Rewrite the data below, from the line containing "scan-edge-mark: [6, 516, 7, 530]" through the line containing "law-subtitle: [96, 238, 612, 278]" inclusive, as a numbered list with any blank lines omitted.

++++ Rows ++++

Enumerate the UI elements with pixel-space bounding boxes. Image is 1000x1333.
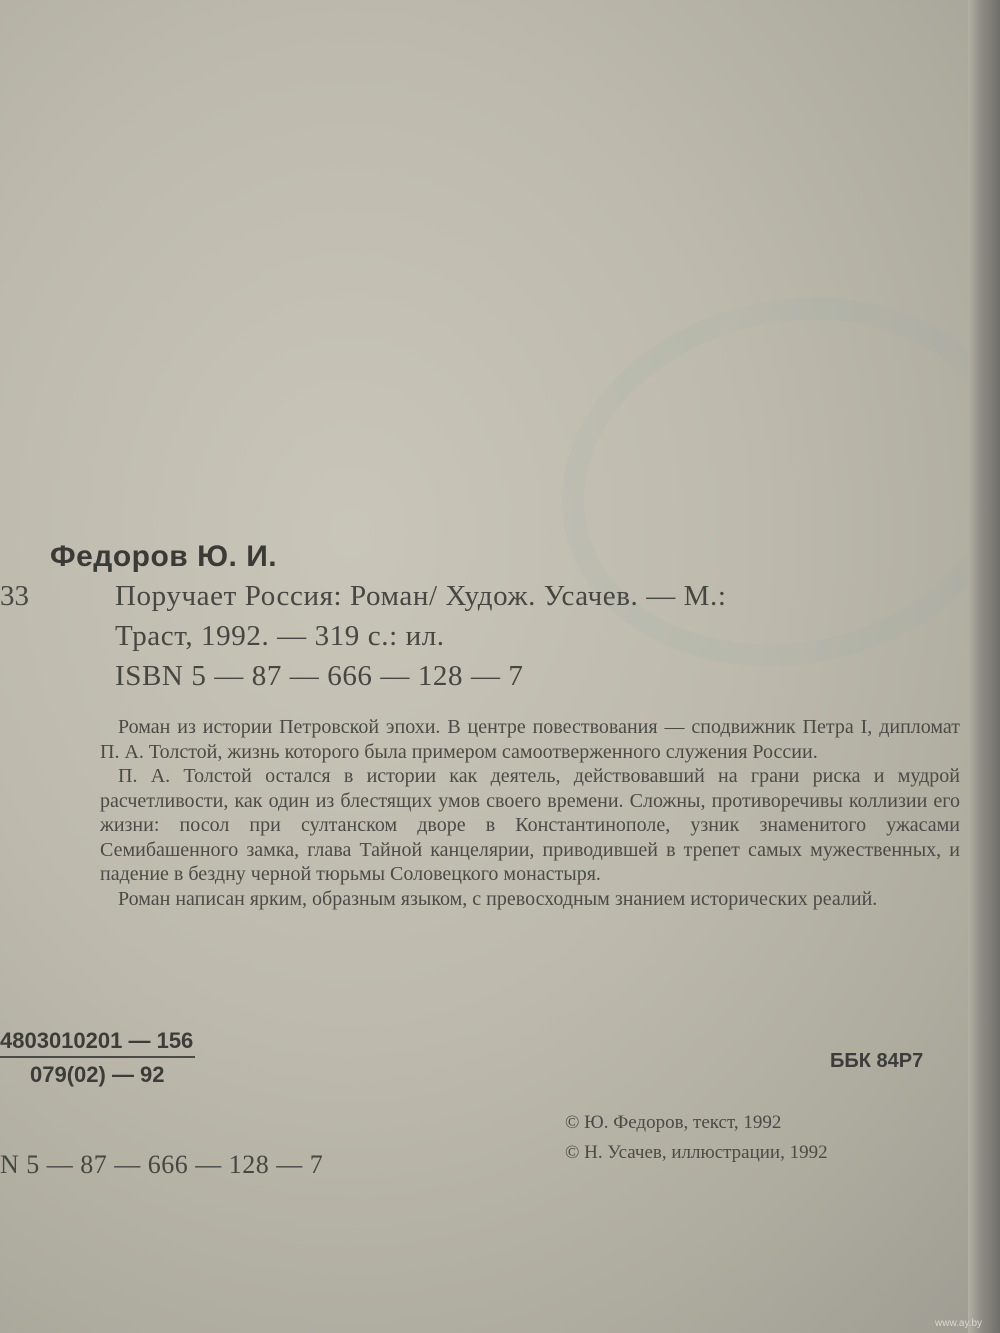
site-watermark: www.ay.by	[935, 1318, 983, 1329]
annotation-text	[100, 715, 960, 911]
annotation-paragraph: Роман из истории Петровской эпохи. В центре повествования — сподвижник Петра I, дипломат П. А. Толстой, жизнь которого была примером самоотверженного служения России.	[100, 716, 960, 763]
isbn-bottom-partial: N 5 — 87 — 666 — 128 — 7	[0, 1150, 324, 1179]
annotation-paragraph: Роман написан ярким, образным языком, с превосходным знанием исторических реалий.	[118, 887, 878, 910]
code-numerator: 4803010201 — 156	[0, 1028, 195, 1058]
author-heading: Федоров Ю. И.	[50, 540, 278, 573]
annotation-paragraph: П. А. Толстой остался в истории как деятель, действовавший на грани риска и мудрой расчетливости, как один из блестящих умов своего времени. Сложны, противоречивы коллизии его жизни: посол при султанском дворе в Константинополе, узник знаменитого ужасами Семибашенного замка, глава Тайной канцелярии, приводившей в трепет самых мужественных, и падение в бездну черной тюрьмы Соловецкого монастыря.	[100, 765, 960, 885]
copyright-text: © Ю. Федоров, текст, 1992	[565, 1112, 782, 1133]
copyright-illustrations: © Н. Усачев, иллюстрации, 1992	[565, 1142, 828, 1163]
book-title-line: Поручает Россия: Роман/ Худож. Усачев. — М.:	[115, 580, 727, 612]
udk-code-partial: 33	[0, 580, 29, 612]
classification-code	[0, 1028, 195, 1088]
bbk-index: ББК 84Р7	[830, 1050, 924, 1072]
page-edge-shadow	[968, 0, 1000, 1333]
publisher-line: Траст, 1992. — 319 с.: ил.	[115, 620, 445, 652]
isbn-line: ISBN 5 — 87 — 666 — 128 — 7	[115, 660, 524, 692]
code-denominator: 079(02) — 92	[30, 1062, 165, 1087]
faded-illustration-shape	[527, 256, 1000, 709]
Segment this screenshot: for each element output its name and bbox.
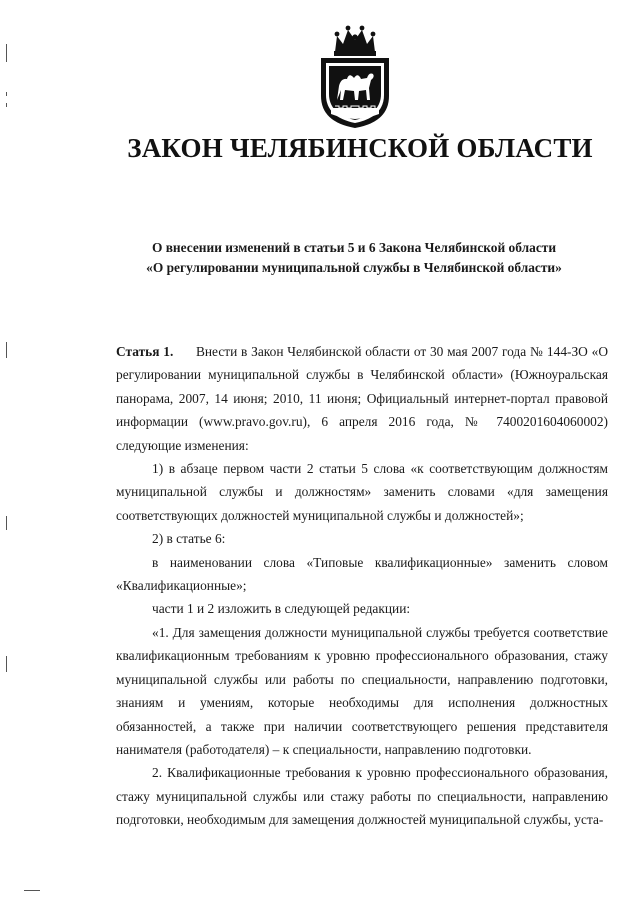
scan-edge-mark: [6, 516, 7, 530]
law-subtitle: [96, 238, 612, 278]
paragraph-text: Внести в Закон Челябинской области от 30 мая 2007 года № 144-ЗО «О регулировании муниципальной службы в Челябинской области» (Южноуральская панорама, 2007, 14 июня; 2010, 11 июня; Официальный интернет-портал правовой информации (www.pravo.gov.ru), 6 апреля 2016 года, № 7400201604060002) следующие изменения:: [116, 344, 608, 453]
scan-edge-mark: [6, 92, 7, 96]
scan-edge-mark: [6, 44, 7, 62]
paragraph: 1) в абзаце первом части 2 статьи 5 слова «к соответствующим должностям муниципальной службы и должностям» заменить словами «для замещения соответствующих должностей муниципальной службы и должностей»;: [116, 461, 608, 523]
scan-edge-mark: [6, 342, 7, 358]
scan-edge-mark: [6, 103, 7, 107]
scan-edge-mark: [24, 890, 40, 891]
law-title: ЗАКОН ЧЕЛЯБИНСКОЙ ОБЛАСТИ: [127, 133, 593, 163]
paragraph: «1. Для замещения должности муниципальной службы требуется соответствие квалификационным требованиям к уровню профессионального образования, стажу муниципальной службы или работы по специальности, направлению подготовки, знаниям и умениям, которые необходимы для исполнения должностных обязанностей, а также при наличии соответствующего решения представителя нанимателя (работодателя) – к специальности, направлению подготовки.: [116, 624, 608, 757]
subtitle-line: «О регулировании муниципальной службы в Челябинской области»: [146, 260, 562, 275]
paragraph: части 1 и 2 изложить в следующей редакции:: [152, 601, 411, 617]
paragraph: 2) в статье 6:: [152, 531, 226, 547]
scan-edge-mark: [6, 656, 7, 672]
chelyabinsk-coat-of-arms-icon: [313, 22, 397, 130]
article-label: Статья 1.: [116, 344, 174, 359]
paragraph: 2. Квалификационные требования к уровню профессионального образования, стажу муниципальной службы или стажу работы по специальности, направлению подготовки, необходимым для замещения должностей муниципальной службы, уста-: [116, 765, 608, 828]
paragraph: в наименовании слова «Типовые квалификационные» заменить словом «Квалификационные»;: [116, 554, 608, 594]
law-body: [116, 340, 608, 832]
subtitle-line: О внесении изменений в статьи 5 и 6 Закона Челябинской области: [151, 240, 557, 255]
paragraph: [116, 340, 608, 457]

++++

◆ **Solution to this problem**:
1. scan-edge-mark: [6, 516, 7, 530]
2. law-subtitle: [96, 238, 612, 278]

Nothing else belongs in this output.